───── Material for the task
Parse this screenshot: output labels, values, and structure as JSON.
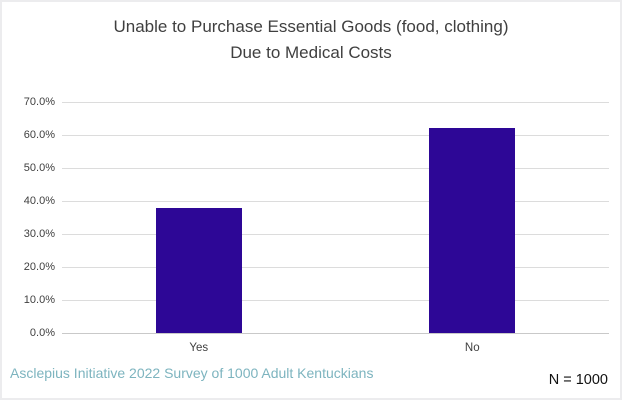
{
  "chart_data": {
    "type": "bar",
    "title_line1": "Unable to Purchase Essential Goods (food, clothing)",
    "title_line2": "Due to Medical Costs",
    "categories": [
      "Yes",
      "No"
    ],
    "values": [
      38,
      62
    ],
    "ylim": [
      0,
      70
    ],
    "y_tick_labels": [
      "70.0%",
      "60.0%",
      "50.0%",
      "40.0%",
      "30.0%",
      "20.0%",
      "10.0%",
      "0.0%"
    ],
    "xlabel": "",
    "ylabel": "",
    "grid": "horizontal",
    "legend": "none",
    "bar_color": "#2d0796",
    "gridline_color": "#dcdcdc",
    "title_color": "#3f3f3f",
    "tick_label_color": "#404040"
  },
  "footer": {
    "source_note": "Asclepius Initiative 2022 Survey of 1000 Adult Kentuckians",
    "source_note_color": "#7db4bf",
    "sample_size": "N = 1000"
  }
}
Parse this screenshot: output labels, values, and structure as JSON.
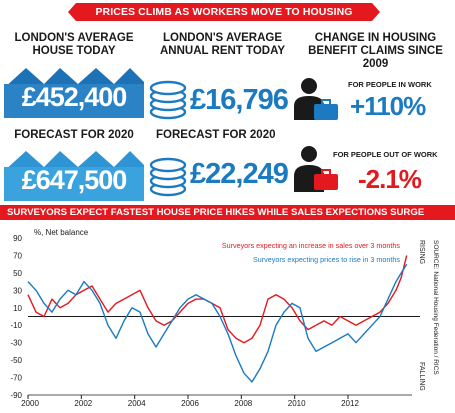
──────────
## Do this
Exclude the images and reproduce the remaining data exactly.

## Exercise result
Parse this screenshot: output labels, values, and structure as JSON.
{
  "chart_data": {
    "type": "bar",
    "title_line1": "Unable to Purchase Essential Goods (food, clothing)",
    "title_line2": "Due to Medical Costs",
    "categories": [
      "Yes",
      "No"
    ],
    "values": [
      38,
      62
    ],
    "ylim": [
      0,
      70
    ],
    "y_tick_labels": [
      "70.0%",
      "60.0%",
      "50.0%",
      "40.0%",
      "30.0%",
      "20.0%",
      "10.0%",
      "0.0%"
    ],
    "xlabel": "",
    "ylabel": "",
    "grid": "horizontal",
    "legend": "none",
    "bar_color": "#2d0796",
    "gridline_color": "#dcdcdc",
    "title_color": "#3f3f3f",
    "tick_label_color": "#404040"
  },
  "footer": {
    "source_note": "Asclepius Initiative 2022 Survey of 1000 Adult Kentuckians",
    "source_note_color": "#7db4bf",
    "sample_size": "N = 1000"
  }
}
Parse this screenshot: output labels, values, and structure as JSON.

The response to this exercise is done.